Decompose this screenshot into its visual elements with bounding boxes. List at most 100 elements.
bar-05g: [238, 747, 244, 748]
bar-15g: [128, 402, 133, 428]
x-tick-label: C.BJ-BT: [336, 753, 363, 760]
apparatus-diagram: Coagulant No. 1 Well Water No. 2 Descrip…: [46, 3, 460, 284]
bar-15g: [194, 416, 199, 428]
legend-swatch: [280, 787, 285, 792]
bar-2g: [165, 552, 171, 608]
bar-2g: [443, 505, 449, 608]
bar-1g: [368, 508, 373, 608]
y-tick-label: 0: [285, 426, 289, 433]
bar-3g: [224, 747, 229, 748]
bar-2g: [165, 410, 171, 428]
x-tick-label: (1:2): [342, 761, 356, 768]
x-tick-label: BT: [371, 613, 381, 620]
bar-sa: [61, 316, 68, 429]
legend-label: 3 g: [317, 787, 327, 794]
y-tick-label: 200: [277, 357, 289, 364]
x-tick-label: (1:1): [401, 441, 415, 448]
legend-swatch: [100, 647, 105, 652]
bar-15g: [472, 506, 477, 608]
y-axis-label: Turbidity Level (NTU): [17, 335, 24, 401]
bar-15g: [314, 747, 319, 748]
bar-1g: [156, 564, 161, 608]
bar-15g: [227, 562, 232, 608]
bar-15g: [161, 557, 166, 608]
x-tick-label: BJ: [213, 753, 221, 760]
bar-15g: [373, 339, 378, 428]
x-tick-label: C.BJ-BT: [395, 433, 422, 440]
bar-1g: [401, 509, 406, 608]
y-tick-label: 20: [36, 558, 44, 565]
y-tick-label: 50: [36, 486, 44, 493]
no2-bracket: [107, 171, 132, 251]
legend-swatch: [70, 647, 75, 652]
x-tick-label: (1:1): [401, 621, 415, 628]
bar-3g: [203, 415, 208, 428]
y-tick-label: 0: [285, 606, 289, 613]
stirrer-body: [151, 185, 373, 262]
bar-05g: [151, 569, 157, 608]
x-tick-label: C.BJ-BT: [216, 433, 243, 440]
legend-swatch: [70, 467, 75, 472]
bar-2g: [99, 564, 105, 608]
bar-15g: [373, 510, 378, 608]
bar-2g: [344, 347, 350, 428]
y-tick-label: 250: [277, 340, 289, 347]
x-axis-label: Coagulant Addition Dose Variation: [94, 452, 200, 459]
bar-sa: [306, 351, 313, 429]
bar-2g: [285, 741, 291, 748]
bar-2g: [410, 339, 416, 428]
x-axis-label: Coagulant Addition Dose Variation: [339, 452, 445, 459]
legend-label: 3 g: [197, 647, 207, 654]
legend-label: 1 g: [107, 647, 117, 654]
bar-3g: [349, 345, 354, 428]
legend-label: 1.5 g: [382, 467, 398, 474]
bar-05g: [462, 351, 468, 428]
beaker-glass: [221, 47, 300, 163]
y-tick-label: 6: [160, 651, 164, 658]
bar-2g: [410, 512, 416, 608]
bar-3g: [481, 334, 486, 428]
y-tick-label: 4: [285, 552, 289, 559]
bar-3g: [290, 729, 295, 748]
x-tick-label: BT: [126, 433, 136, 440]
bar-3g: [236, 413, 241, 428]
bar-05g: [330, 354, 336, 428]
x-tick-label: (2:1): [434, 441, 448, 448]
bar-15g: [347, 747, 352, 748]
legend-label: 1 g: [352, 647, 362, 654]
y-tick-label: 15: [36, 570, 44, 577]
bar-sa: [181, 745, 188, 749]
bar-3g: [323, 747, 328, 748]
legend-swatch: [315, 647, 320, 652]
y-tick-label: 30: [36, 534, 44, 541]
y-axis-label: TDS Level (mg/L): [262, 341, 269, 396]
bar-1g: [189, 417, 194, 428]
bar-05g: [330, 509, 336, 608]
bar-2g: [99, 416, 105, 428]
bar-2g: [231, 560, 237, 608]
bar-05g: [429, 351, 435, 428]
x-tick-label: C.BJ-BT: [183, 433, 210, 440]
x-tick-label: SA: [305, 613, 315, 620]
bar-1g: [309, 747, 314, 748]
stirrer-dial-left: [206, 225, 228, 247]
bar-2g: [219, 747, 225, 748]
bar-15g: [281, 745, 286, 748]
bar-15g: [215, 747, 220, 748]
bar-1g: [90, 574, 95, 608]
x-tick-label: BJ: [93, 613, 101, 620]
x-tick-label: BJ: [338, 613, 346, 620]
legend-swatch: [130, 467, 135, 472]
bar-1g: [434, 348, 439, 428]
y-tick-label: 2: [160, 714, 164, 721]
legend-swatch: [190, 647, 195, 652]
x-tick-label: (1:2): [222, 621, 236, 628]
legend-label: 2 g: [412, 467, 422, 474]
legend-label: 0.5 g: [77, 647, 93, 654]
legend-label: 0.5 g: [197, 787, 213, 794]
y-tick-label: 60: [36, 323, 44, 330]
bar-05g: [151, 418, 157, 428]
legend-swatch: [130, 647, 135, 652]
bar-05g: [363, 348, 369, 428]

+++++

• STATED PROBLEM
Copy all of the rows above, line for line and character for character, without altering anything.

• THE RESPONSE
Decompose this screenshot into its visual elements with bounding boxes. List at most 100 elements.
bar-05g: [238, 747, 244, 748]
bar-15g: [128, 402, 133, 428]
x-tick-label: C.BJ-BT: [336, 753, 363, 760]
apparatus-diagram: Coagulant No. 1 Well Water No. 2 Descrip…: [46, 3, 460, 284]
bar-15g: [194, 416, 199, 428]
legend-swatch: [280, 787, 285, 792]
bar-2g: [165, 552, 171, 608]
bar-2g: [443, 505, 449, 608]
bar-1g: [368, 508, 373, 608]
y-tick-label: 0: [285, 426, 289, 433]
bar-3g: [224, 747, 229, 748]
bar-2g: [165, 410, 171, 428]
x-tick-label: (1:2): [342, 761, 356, 768]
x-tick-label: BT: [371, 613, 381, 620]
bar-sa: [61, 316, 68, 429]
legend-label: 3 g: [317, 787, 327, 794]
y-tick-label: 200: [277, 357, 289, 364]
x-tick-label: (1:1): [401, 441, 415, 448]
legend-swatch: [100, 647, 105, 652]
bar-15g: [472, 506, 477, 608]
y-axis-label: Turbidity Level (NTU): [17, 335, 24, 401]
bar-15g: [314, 747, 319, 748]
bar-1g: [156, 564, 161, 608]
bar-15g: [227, 562, 232, 608]
bar-15g: [161, 557, 166, 608]
x-tick-label: BJ: [213, 753, 221, 760]
bar-15g: [373, 339, 378, 428]
x-tick-label: C.BJ-BT: [395, 433, 422, 440]
bar-1g: [401, 509, 406, 608]
y-tick-label: 20: [36, 558, 44, 565]
y-tick-label: 50: [36, 486, 44, 493]
no2-bracket: [107, 171, 132, 251]
legend-swatch: [70, 647, 75, 652]
x-tick-label: (1:1): [401, 621, 415, 628]
bar-3g: [203, 415, 208, 428]
y-tick-label: 0: [285, 606, 289, 613]
stirrer-body: [151, 185, 373, 262]
bar-05g: [151, 569, 157, 608]
x-tick-label: C.BJ-BT: [216, 433, 243, 440]
legend-swatch: [70, 467, 75, 472]
bar-2g: [99, 564, 105, 608]
bar-15g: [373, 510, 378, 608]
bar-2g: [344, 347, 350, 428]
y-tick-label: 250: [277, 340, 289, 347]
x-axis-label: Coagulant Addition Dose Variation: [94, 452, 200, 459]
bar-sa: [306, 351, 313, 429]
bar-2g: [285, 741, 291, 748]
bar-2g: [410, 339, 416, 428]
x-axis-label: Coagulant Addition Dose Variation: [339, 452, 445, 459]
legend-label: 3 g: [197, 647, 207, 654]
legend-label: 1 g: [107, 647, 117, 654]
bar-3g: [349, 345, 354, 428]
legend-label: 1.5 g: [382, 467, 398, 474]
bar-05g: [462, 351, 468, 428]
beaker-glass: [221, 47, 300, 163]
y-tick-label: 6: [160, 651, 164, 658]
bar-2g: [410, 512, 416, 608]
bar-3g: [481, 334, 486, 428]
y-tick-label: 4: [285, 552, 289, 559]
bar-3g: [290, 729, 295, 748]
x-tick-label: BT: [126, 433, 136, 440]
bar-3g: [236, 413, 241, 428]
bar-05g: [330, 354, 336, 428]
x-tick-label: (2:1): [434, 441, 448, 448]
bar-15g: [347, 747, 352, 748]
legend-label: 1 g: [352, 647, 362, 654]
y-tick-label: 15: [36, 570, 44, 577]
bar-sa: [181, 745, 188, 749]
bar-3g: [323, 747, 328, 748]
legend-swatch: [315, 647, 320, 652]
y-tick-label: 30: [36, 534, 44, 541]
y-axis-label: TDS Level (mg/L): [262, 341, 269, 396]
bar-1g: [189, 417, 194, 428]
bar-05g: [330, 509, 336, 608]
bar-2g: [99, 416, 105, 428]
bar-2g: [231, 560, 237, 608]
bar-05g: [429, 351, 435, 428]
x-tick-label: C.BJ-BT: [183, 433, 210, 440]
x-tick-label: SA: [305, 613, 315, 620]
bar-1g: [309, 747, 314, 748]
stirrer-dial-left: [206, 225, 228, 247]
bar-2g: [219, 747, 225, 748]
bar-15g: [281, 745, 286, 748]
bar-15g: [215, 747, 220, 748]
bar-1g: [90, 574, 95, 608]
x-tick-label: BJ: [93, 613, 101, 620]
x-tick-label: BJ: [338, 613, 346, 620]
legend-swatch: [130, 467, 135, 472]
bar-1g: [434, 348, 439, 428]
y-tick-label: 2: [160, 714, 164, 721]
legend-swatch: [190, 647, 195, 652]
x-tick-label: (1:2): [222, 621, 236, 628]
legend-label: 2 g: [412, 467, 422, 474]
legend-label: 0.5 g: [77, 647, 93, 654]
legend-label: 0.5 g: [197, 787, 213, 794]
y-tick-label: 60: [36, 323, 44, 330]
bar-05g: [151, 418, 157, 428]
legend-swatch: [130, 647, 135, 652]
bar-05g: [363, 348, 369, 428]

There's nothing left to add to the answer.